(Work required) Pull every line containing the word "motivering" out of the material below.
--- Records to use ---
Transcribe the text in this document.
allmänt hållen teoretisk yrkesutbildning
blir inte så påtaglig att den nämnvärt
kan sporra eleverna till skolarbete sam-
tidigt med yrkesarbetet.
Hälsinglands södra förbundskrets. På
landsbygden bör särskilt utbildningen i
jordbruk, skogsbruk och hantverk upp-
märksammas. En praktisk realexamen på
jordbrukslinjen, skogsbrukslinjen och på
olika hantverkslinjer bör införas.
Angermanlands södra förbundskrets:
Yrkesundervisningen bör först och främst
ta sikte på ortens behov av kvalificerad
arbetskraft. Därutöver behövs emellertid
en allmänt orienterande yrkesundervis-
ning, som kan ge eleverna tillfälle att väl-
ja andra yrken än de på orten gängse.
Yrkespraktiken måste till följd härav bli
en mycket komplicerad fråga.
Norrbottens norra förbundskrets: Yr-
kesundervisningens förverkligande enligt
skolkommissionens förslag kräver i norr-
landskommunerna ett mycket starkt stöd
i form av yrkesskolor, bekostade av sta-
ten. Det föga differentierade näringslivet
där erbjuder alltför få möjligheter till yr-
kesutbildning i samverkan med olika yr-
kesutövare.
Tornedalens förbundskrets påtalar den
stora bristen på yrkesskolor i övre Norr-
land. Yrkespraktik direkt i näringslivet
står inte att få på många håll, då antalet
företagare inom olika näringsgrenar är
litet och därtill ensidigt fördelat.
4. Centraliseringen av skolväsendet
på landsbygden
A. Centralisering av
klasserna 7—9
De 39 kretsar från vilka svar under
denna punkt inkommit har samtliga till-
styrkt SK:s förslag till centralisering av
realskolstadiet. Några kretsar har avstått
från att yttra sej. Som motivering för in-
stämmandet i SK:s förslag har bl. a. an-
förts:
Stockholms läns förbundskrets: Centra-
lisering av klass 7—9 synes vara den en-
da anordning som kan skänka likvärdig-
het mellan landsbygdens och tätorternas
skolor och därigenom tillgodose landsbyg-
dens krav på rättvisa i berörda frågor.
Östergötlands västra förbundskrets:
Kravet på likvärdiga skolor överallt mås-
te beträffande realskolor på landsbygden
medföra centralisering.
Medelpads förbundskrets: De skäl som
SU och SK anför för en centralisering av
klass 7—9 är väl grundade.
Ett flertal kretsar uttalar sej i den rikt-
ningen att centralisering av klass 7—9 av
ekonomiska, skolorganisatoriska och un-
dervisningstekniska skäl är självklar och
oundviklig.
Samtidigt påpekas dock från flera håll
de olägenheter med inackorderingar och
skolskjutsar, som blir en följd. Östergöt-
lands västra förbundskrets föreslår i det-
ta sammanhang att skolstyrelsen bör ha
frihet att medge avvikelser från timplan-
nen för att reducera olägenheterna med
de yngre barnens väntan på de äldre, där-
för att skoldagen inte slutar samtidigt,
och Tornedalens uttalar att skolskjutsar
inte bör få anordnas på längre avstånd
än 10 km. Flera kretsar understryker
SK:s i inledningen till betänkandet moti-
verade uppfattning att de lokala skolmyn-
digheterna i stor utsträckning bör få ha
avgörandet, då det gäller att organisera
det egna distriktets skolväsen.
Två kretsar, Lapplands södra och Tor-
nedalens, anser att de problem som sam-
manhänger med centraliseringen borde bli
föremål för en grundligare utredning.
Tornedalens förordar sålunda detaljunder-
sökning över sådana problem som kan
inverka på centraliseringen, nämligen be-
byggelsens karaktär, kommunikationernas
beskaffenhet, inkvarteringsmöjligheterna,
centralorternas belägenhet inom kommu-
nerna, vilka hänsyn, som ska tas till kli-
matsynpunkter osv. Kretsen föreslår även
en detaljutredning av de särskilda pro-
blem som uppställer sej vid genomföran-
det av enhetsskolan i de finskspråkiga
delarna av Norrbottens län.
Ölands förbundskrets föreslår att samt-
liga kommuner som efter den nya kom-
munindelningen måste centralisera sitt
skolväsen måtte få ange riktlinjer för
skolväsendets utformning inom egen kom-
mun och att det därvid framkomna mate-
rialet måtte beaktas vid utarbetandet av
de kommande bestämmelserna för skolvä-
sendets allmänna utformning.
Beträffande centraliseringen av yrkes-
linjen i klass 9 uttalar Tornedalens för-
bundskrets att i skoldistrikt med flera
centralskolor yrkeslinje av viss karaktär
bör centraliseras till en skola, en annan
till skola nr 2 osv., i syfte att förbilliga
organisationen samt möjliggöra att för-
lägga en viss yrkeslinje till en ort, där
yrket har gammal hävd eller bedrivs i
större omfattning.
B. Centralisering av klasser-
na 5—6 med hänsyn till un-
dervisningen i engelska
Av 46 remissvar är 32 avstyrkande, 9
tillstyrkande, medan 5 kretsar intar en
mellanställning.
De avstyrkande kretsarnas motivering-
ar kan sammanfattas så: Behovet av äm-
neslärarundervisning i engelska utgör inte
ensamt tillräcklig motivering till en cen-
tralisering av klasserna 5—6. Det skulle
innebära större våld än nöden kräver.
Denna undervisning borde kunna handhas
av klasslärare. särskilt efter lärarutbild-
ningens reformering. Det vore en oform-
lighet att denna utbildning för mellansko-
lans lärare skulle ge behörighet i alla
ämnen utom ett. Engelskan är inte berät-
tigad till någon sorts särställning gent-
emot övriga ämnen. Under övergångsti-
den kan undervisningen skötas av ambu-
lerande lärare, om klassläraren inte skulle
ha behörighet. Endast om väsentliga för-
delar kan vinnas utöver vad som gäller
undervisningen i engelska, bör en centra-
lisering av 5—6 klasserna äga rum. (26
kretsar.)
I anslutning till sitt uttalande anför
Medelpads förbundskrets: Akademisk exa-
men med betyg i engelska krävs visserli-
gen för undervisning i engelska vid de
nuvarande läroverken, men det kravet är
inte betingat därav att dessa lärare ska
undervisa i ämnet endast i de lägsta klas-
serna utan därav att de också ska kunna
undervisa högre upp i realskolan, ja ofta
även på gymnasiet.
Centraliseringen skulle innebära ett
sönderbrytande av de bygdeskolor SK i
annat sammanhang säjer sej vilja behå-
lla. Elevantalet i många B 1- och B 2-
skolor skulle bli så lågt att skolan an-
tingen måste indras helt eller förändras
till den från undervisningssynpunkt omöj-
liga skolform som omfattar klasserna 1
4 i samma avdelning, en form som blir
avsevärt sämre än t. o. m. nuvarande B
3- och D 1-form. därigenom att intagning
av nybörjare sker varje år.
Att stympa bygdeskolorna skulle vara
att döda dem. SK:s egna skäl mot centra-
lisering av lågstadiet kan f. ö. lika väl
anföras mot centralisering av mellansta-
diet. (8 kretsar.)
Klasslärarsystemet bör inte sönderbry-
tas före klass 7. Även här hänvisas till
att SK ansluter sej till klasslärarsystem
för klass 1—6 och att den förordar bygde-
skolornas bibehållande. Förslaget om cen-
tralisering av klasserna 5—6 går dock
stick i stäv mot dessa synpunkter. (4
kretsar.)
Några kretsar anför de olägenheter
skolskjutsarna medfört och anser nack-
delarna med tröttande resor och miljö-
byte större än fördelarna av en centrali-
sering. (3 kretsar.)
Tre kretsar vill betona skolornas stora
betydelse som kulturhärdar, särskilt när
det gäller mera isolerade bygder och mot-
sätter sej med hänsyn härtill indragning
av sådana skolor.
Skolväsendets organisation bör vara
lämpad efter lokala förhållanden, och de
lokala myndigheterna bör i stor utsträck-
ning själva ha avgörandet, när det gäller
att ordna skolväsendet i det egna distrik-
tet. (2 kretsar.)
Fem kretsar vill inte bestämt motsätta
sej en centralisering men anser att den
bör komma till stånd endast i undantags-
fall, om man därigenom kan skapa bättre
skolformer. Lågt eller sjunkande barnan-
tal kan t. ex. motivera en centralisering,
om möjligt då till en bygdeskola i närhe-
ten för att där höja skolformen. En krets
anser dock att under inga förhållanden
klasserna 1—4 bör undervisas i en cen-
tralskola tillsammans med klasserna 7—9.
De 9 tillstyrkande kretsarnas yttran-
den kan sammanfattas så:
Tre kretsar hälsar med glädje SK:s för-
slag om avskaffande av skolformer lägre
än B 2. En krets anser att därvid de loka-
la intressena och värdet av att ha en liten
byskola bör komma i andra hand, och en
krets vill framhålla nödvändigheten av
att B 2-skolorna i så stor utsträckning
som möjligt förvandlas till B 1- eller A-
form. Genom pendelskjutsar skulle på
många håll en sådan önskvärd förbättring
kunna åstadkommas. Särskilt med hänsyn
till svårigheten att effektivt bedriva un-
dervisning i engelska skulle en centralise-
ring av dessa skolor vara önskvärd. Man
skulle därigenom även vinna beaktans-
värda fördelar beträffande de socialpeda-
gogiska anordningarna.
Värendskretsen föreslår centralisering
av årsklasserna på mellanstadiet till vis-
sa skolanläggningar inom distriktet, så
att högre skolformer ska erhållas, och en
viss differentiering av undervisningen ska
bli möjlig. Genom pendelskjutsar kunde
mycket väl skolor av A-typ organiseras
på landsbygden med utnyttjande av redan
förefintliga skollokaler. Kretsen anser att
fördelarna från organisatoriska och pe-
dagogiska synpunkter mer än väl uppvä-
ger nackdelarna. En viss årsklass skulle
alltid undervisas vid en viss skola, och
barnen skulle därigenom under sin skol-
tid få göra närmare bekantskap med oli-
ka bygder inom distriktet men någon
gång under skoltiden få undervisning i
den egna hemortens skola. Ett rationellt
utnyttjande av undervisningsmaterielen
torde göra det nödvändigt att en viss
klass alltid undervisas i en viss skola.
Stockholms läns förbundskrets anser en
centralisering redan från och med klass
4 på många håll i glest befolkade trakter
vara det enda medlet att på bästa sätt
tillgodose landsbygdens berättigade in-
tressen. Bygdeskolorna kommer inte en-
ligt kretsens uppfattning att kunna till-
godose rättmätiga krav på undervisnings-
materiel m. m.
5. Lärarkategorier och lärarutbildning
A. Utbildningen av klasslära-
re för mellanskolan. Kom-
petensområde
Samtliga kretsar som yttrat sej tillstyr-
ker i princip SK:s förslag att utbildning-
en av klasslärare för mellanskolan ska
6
---
(Result for this exercise)
från att yttra sej. Som motivering för in-
De avstyrkande kretsarnas motivering-
ensamt tillräcklig motivering till en cen-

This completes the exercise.